▸ **Dataset content**:
>> begin
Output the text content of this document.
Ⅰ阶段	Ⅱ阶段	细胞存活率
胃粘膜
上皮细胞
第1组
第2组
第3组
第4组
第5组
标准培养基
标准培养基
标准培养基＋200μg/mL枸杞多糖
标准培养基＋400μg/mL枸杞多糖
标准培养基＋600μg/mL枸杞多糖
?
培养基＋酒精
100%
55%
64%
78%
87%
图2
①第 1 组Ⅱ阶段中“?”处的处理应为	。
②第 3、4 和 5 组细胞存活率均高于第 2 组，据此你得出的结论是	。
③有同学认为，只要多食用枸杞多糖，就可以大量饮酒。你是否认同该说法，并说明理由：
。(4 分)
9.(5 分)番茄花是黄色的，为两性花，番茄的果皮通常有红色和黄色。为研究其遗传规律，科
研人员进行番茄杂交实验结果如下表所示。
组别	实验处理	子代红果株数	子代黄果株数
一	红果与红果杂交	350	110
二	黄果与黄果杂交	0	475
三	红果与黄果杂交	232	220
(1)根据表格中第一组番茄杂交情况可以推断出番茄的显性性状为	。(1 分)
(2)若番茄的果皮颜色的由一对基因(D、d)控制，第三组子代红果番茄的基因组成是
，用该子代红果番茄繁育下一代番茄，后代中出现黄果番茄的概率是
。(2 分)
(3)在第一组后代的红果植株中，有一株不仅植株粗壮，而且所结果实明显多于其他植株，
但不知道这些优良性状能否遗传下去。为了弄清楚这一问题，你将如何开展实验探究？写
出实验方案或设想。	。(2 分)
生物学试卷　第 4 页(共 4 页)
>> end
▸ **Written task**: Copy every record above exactly as it appears.

▸ **Exercise answer**:
Output the text content of this document.
Ⅰ阶段	Ⅱ阶段	细胞存活率
胃粘膜
上皮细胞
第1组
第2组
第3组
第4组
第5组
标准培养基
标准培养基
标准培养基＋200μg/mL枸杞多糖
标准培养基＋400μg/mL枸杞多糖
标准培养基＋600μg/mL枸杞多糖
?
培养基＋酒精
100%
55%
64%
78%
87%
图2
①第 1 组Ⅱ阶段中“?”处的处理应为	。
②第 3、4 和 5 组细胞存活率均高于第 2 组，据此你得出的结论是	。
③有同学认为，只要多食用枸杞多糖，就可以大量饮酒。你是否认同该说法，并说明理由：
。(4 分)
9.(5 分)番茄花是黄色的，为两性花，番茄的果皮通常有红色和黄色。为研究其遗传规律，科
研人员进行番茄杂交实验结果如下表所示。
组别	实验处理	子代红果株数	子代黄果株数
一	红果与红果杂交	350	110
二	黄果与黄果杂交	0	475
三	红果与黄果杂交	232	220
(1)根据表格中第一组番茄杂交情况可以推断出番茄的显性性状为	。(1 分)
(2)若番茄的果皮颜色的由一对基因(D、d)控制，第三组子代红果番茄的基因组成是
，用该子代红果番茄繁育下一代番茄，后代中出现黄果番茄的概率是
。(2 分)
(3)在第一组后代的红果植株中，有一株不仅植株粗壮，而且所结果实明显多于其他植株，
但不知道这些优良性状能否遗传下去。为了弄清楚这一问题，你将如何开展实验探究？写
出实验方案或设想。	。(2 分)
生物学试卷　第 4 页(共 4 页)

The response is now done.